** BEGIN Text shown **

For many of us that love reading, the seeds are sown in childhood through the books we read or have read to us. Children’s literature was the inspiration for this month’s Oxford World’s Classics reading list and below is just a selection of many classics of the genre that are out there. What were your favourites? Let us know in the comments.

Peter Pan in Kensington Gardens / Peter and Wendy by J. M. Barrie

Peter Pan, the boy who refused to grow up, is an exploration of eternal youth created by J. M. Barrie. This work deals with Peter as an infant who was, we learn, “part-bird”. After overhearing a discussion about his future, adult life, he escaped by flying out the window, and took refuge in Kensington Gardens. He meets a little girl who is lost called Maimie Mannering, a character who prefigures Wendy Darling in Barrie’s later ‘Peter and Wendy’.

The Secret Garden by Frances Hodgson Burnett

The Secret Garden is surely one of the most famous and well-loved of children’s classics. It tells the romantic story of the regeneration of two sickly, spoiled children, Mary Lennox and her cousin Colin, through contact with nature. After she discovers the secret garden, Mary Lennox gradually becomes a healthy, unselfish girl who in turn redeems both Colin and his gloomy, Byronic father. Frances Hodgson Burnett’s inspiring story of salvation gently subverted the conventions of a century of romantic and gothic fiction for girls.

** END Text shown **
** BEGIN Extracted data **

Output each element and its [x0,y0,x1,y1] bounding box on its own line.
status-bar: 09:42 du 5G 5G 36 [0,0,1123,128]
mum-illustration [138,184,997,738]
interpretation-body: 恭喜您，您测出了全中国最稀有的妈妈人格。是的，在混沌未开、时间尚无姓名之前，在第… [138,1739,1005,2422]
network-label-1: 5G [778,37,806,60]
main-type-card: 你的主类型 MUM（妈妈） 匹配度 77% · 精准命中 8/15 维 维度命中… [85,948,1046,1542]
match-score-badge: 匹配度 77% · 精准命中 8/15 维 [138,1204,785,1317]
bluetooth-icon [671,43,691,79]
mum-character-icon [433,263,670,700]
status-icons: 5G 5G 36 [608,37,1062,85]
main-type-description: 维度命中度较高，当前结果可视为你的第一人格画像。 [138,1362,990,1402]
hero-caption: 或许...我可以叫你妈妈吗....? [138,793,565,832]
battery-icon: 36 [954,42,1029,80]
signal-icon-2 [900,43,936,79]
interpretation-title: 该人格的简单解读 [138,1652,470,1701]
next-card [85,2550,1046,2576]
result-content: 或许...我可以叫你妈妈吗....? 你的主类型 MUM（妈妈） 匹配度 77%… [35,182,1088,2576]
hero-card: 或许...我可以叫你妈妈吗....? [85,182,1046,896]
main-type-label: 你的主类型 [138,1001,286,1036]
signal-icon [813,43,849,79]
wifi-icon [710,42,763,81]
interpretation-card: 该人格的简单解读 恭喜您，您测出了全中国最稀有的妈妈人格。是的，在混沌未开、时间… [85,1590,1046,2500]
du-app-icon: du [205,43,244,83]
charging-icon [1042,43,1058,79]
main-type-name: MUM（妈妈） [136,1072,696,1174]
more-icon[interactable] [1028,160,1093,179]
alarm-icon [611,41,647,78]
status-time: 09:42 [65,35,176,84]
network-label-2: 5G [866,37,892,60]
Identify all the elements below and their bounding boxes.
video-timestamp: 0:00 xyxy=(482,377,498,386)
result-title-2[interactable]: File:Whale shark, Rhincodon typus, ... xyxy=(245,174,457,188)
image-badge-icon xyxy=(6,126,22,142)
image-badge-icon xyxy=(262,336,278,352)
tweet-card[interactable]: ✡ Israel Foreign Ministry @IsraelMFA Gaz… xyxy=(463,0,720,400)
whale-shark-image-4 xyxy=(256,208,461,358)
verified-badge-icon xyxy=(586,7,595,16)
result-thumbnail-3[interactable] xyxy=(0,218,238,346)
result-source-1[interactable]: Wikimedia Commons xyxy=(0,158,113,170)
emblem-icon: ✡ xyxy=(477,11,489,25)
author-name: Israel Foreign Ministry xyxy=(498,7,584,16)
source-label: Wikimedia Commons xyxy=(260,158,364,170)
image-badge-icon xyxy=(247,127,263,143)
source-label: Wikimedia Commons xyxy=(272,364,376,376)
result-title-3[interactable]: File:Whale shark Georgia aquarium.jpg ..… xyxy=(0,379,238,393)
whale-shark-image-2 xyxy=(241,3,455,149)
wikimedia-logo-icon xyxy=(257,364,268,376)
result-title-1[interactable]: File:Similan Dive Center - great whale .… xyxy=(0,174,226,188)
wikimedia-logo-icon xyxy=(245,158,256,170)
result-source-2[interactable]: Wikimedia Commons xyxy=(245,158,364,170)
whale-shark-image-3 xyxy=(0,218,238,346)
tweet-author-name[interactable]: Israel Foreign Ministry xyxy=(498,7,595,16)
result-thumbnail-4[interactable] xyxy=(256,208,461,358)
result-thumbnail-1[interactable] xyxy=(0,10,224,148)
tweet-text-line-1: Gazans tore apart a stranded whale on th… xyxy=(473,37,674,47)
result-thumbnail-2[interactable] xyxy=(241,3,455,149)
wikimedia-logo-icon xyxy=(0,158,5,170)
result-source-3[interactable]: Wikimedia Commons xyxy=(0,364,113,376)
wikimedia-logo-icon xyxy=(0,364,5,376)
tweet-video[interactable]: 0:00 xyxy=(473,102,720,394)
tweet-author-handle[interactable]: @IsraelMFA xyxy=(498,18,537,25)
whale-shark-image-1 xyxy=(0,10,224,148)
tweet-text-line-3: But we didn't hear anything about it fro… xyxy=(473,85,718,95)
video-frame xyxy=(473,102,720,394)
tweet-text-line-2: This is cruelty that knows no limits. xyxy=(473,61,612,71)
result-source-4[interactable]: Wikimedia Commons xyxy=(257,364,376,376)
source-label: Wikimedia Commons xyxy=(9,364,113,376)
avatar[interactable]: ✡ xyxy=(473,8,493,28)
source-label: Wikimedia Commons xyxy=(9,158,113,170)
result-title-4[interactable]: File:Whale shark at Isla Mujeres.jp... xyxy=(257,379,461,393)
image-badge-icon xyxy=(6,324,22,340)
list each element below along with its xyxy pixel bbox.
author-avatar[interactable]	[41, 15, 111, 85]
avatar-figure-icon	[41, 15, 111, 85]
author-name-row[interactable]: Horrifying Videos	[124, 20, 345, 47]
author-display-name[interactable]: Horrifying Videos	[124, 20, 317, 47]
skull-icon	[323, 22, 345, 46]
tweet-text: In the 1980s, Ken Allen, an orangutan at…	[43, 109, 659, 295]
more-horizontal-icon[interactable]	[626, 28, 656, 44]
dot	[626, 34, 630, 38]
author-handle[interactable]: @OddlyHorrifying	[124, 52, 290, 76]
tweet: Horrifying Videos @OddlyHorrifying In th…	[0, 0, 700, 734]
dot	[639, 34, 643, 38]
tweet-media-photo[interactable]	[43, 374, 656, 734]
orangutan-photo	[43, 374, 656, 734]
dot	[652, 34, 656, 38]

** END Extracted data **

List of tasks:
1/ Edit the children's classics text between "For many of" and "later ‘Peter and Wendy’.", inclusive, replacing "Kensington Gardens" with "Hyde Park".
2/ Answer these questions using the children's classics text:
(a) What inspired this month's Oxford World's Classics reading list?
(b) What is the name of the lost little girl Peter meets?
(c) Who is Mary Lennox's cousin?
The data has nothing to do with the children's classics text.

Per-task answers:
1/
For many of us that love reading, the seeds are sown in childhood through the books we read or have read to us. Children’s literature was the inspiration for this month’s Oxford World’s Classics reading list and below is just a selection of many classics of the genre that are out there. What were your favourites? Let us know in the comments.

Peter Pan in Hyde Park / Peter and Wendy by J. M. Barrie

Peter Pan, the boy who refused to grow up, is an exploration of eternal youth created by J. M. Barrie. This work deals with Peter as an infant who was, we learn, “part-bird”. After overhearing a discussion about his future, adult life, he escaped by flying out the window, and took refuge in Hyde Park. He meets a little girl who is lost called Maimie Mannering, a character who prefigures Wendy Darling in Barrie’s later ‘Peter and Wendy’.

2/
(a) Children's literature
(b) Maimie Mannering
(c) Colin